#### Exercise instructions:
Find the lines that contain the word "Institute" and copy each one.

[Figure record listings]
■ ■ ■ ■
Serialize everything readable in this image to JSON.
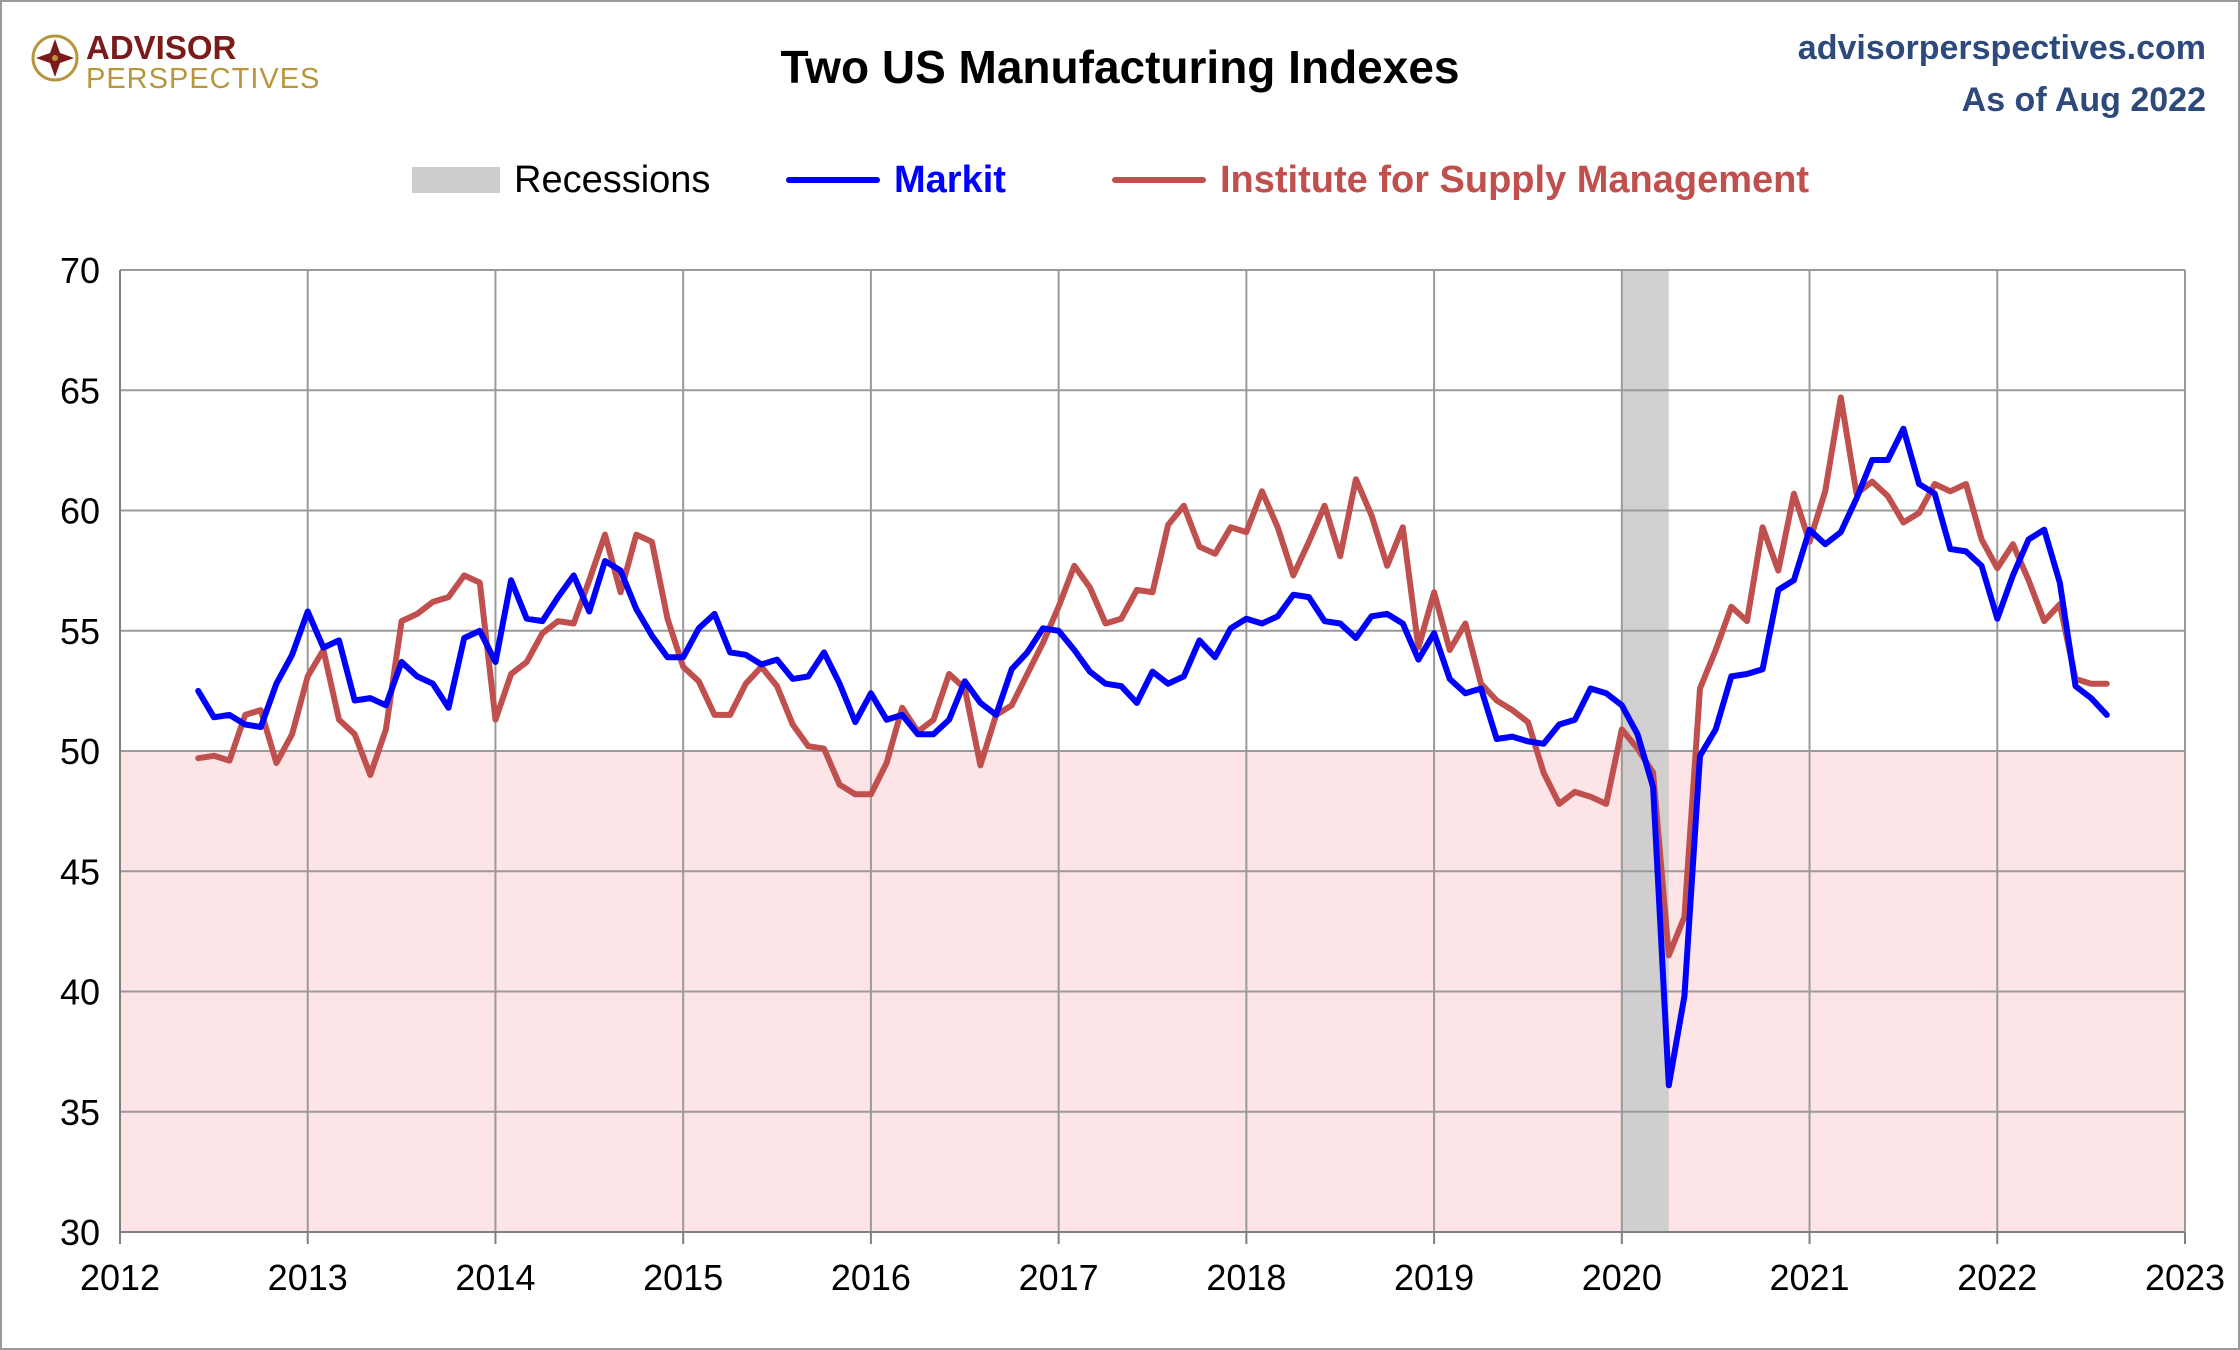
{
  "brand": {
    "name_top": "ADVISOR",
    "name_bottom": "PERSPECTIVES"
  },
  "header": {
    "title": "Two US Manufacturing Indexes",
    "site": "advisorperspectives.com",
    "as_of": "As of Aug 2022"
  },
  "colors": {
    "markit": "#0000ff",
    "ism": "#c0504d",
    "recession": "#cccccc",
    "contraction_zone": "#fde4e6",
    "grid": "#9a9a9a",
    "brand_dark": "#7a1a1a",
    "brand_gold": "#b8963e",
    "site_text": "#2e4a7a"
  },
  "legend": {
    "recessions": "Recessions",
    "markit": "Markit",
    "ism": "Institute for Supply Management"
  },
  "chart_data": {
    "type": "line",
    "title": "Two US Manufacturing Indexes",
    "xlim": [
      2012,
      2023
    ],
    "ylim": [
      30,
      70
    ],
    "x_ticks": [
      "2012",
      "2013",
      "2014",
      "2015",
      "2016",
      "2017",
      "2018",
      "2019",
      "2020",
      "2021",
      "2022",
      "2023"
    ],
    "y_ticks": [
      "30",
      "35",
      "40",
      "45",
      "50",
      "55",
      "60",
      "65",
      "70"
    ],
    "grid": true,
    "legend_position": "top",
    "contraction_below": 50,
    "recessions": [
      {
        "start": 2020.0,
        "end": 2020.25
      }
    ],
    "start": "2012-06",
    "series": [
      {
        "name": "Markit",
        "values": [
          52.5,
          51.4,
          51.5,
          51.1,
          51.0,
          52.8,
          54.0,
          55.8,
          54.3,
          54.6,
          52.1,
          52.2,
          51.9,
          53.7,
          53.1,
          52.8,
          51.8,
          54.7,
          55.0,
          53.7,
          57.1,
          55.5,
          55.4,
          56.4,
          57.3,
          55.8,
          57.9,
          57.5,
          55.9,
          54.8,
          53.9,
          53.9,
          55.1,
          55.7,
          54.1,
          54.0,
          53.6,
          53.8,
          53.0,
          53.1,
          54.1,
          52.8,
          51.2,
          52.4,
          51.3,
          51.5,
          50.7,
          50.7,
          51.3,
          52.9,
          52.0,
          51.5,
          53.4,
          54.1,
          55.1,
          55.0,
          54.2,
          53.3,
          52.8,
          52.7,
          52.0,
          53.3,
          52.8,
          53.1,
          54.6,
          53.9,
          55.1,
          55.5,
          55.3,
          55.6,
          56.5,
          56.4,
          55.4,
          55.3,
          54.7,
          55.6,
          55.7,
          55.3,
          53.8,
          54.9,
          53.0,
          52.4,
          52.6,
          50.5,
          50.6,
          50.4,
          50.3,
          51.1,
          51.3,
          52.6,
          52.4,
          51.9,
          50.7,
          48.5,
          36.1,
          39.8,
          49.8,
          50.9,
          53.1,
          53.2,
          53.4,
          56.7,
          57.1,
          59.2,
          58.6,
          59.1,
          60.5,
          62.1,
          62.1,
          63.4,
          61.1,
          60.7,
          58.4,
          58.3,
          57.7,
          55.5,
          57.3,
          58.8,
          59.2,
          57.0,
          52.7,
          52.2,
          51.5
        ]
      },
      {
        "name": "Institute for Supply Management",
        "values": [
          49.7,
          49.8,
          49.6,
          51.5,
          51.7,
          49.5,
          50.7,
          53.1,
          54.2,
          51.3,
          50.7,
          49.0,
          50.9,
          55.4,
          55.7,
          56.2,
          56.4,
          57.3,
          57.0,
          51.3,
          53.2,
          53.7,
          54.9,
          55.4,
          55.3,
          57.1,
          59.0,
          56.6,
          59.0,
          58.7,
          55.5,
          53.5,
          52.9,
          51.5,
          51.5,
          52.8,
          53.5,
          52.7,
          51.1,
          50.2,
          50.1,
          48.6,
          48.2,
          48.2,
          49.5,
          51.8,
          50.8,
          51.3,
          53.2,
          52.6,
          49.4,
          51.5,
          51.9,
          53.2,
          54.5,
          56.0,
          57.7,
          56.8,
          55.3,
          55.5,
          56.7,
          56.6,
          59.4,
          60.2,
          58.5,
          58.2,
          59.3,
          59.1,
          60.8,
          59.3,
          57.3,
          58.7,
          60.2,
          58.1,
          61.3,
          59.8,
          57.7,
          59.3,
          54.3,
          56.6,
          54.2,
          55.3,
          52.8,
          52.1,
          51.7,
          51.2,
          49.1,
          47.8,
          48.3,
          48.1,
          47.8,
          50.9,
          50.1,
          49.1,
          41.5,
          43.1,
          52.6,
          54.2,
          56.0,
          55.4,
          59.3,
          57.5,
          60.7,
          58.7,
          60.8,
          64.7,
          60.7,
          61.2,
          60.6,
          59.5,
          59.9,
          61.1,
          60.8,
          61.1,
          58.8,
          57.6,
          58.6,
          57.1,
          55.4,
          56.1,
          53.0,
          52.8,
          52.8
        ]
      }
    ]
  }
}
■ ■ ■ ■
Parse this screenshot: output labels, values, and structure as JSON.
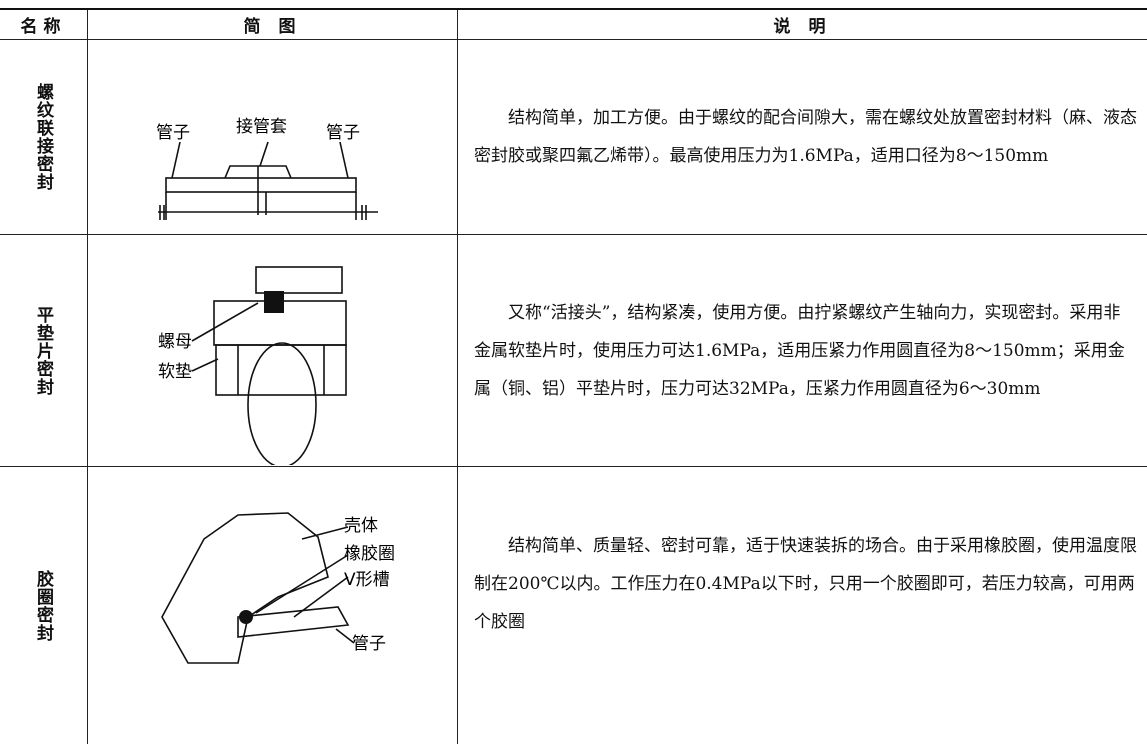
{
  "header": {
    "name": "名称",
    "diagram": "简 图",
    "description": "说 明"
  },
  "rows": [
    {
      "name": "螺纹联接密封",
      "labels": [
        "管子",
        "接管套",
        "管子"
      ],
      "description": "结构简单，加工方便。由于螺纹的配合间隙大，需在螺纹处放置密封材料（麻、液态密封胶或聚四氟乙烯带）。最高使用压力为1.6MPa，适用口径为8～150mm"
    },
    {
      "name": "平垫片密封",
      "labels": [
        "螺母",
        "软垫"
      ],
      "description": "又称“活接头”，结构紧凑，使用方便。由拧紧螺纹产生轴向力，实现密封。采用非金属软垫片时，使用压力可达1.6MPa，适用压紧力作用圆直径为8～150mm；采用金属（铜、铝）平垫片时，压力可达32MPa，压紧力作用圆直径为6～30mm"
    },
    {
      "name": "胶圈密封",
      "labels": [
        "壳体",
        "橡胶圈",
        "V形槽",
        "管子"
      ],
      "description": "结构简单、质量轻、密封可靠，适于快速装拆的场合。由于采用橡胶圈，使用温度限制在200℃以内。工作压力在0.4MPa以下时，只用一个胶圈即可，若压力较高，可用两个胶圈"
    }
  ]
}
■ ■ ■ ■
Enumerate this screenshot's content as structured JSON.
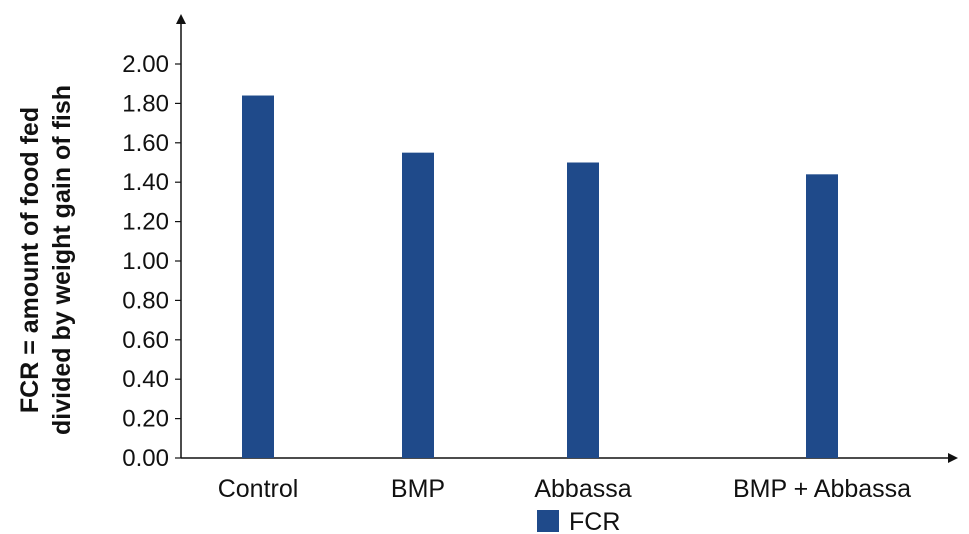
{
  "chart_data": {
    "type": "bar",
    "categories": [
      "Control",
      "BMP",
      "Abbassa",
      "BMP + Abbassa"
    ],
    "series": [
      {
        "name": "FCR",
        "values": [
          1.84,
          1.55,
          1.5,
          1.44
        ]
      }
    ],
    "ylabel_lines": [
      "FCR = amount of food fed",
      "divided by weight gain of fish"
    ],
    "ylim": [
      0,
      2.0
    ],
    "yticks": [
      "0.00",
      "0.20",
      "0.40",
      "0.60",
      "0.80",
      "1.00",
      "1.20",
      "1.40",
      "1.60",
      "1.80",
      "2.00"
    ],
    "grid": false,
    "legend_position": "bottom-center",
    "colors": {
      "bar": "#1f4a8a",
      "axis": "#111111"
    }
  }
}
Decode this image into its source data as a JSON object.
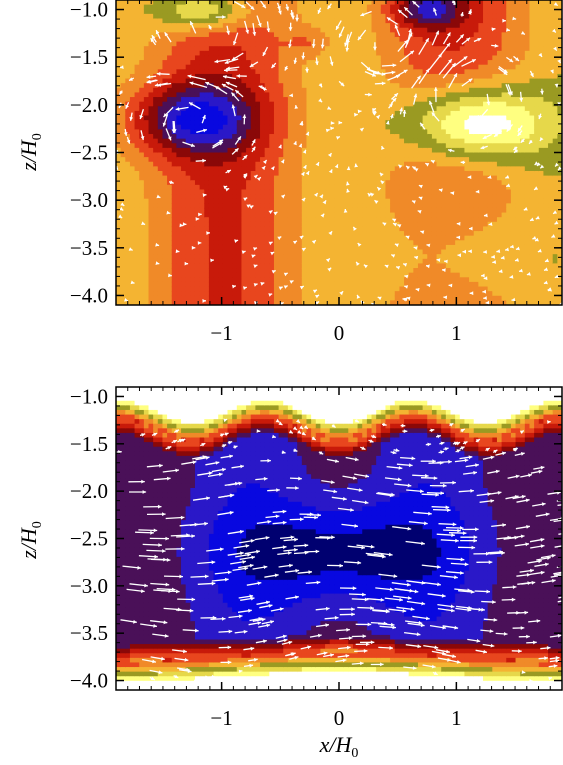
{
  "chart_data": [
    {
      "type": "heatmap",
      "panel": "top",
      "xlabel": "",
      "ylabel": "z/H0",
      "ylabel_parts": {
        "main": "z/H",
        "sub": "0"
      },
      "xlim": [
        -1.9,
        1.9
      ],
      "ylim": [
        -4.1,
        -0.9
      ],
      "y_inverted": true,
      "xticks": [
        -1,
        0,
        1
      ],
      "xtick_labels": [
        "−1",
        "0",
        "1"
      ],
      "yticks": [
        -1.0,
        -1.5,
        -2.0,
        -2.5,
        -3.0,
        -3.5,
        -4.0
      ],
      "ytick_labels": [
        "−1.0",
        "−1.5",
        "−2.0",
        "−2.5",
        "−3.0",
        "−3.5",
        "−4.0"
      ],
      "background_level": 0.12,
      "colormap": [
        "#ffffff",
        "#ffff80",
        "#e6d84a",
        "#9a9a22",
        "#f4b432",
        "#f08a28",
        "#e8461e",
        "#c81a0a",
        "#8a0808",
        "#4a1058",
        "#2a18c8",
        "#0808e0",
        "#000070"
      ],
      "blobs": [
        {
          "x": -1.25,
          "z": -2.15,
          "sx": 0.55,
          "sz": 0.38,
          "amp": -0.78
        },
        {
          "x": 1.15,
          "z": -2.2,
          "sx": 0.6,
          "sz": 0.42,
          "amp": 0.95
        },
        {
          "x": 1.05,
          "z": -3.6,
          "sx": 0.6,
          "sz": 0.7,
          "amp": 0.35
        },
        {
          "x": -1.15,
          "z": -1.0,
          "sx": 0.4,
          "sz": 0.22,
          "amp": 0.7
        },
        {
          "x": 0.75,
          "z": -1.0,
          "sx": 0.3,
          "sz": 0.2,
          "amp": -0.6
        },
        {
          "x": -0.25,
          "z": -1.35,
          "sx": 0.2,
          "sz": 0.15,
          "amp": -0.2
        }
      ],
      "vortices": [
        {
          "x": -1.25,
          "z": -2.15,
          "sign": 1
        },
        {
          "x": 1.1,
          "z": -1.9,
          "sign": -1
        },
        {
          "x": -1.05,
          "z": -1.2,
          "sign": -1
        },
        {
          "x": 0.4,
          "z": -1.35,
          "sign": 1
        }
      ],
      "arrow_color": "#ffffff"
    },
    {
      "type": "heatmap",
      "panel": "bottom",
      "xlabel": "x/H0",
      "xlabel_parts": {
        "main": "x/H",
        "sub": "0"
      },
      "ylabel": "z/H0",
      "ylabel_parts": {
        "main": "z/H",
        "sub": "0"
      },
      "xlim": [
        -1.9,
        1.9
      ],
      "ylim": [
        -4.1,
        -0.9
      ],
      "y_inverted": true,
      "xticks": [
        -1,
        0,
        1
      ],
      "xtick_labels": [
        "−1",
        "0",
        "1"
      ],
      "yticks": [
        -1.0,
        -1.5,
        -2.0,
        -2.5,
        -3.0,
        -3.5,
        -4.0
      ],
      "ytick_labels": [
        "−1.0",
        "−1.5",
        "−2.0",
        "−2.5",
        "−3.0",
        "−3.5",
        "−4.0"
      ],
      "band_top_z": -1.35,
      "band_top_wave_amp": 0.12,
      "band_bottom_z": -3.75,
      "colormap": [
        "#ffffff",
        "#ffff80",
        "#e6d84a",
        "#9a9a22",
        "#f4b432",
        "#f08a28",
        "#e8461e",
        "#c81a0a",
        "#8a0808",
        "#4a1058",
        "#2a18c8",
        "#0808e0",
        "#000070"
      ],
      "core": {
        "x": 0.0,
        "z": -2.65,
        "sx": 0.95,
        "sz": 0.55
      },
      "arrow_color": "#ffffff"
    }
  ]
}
■ ■ ■ ■
#### Task output:
    "ism": "Institute for Supply Management"
        "name": "Institute for Supply Management",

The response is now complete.